> _Stated task_
Find the lines below that contain the string "color". Copy each one.

┄┄┄┄┄┄┄┄┄┄

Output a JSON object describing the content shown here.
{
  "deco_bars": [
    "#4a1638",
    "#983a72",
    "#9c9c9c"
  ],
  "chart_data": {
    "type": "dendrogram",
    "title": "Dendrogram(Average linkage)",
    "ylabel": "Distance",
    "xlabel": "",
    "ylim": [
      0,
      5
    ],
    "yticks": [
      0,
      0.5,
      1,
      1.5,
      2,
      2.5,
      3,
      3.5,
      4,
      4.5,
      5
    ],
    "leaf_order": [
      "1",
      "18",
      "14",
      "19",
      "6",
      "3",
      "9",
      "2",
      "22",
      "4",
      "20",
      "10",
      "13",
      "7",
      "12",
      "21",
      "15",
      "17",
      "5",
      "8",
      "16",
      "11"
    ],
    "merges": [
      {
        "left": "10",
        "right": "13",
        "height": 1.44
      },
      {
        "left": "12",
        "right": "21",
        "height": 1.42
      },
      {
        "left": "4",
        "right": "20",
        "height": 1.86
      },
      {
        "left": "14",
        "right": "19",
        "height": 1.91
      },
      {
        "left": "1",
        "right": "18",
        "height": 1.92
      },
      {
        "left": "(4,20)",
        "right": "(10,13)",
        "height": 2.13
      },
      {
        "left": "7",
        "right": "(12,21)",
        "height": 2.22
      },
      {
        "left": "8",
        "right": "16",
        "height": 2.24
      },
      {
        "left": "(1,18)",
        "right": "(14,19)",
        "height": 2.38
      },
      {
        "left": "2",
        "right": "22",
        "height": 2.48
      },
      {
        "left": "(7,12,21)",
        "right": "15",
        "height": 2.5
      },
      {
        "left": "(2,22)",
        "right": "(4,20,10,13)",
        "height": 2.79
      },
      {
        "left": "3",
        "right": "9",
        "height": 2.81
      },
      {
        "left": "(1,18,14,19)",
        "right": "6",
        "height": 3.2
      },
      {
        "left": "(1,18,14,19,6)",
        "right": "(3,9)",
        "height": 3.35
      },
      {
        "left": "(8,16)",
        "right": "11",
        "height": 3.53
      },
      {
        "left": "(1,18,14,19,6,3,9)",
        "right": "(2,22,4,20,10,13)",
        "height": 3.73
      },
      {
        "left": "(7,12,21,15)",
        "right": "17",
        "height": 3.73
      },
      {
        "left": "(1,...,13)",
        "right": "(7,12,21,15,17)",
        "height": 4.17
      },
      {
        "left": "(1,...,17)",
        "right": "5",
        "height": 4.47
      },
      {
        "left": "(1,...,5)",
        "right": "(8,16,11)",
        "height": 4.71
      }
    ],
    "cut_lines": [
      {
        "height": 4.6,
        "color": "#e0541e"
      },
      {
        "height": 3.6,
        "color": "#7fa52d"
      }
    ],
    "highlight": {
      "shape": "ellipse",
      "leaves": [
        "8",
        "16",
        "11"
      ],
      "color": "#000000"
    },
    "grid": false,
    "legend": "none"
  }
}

┄┄┄┄┄┄┄┄┄┄

> _Response to the task_
        "color": "#e0541e"
        "color": "#7fa52d"
      "color": "#000000"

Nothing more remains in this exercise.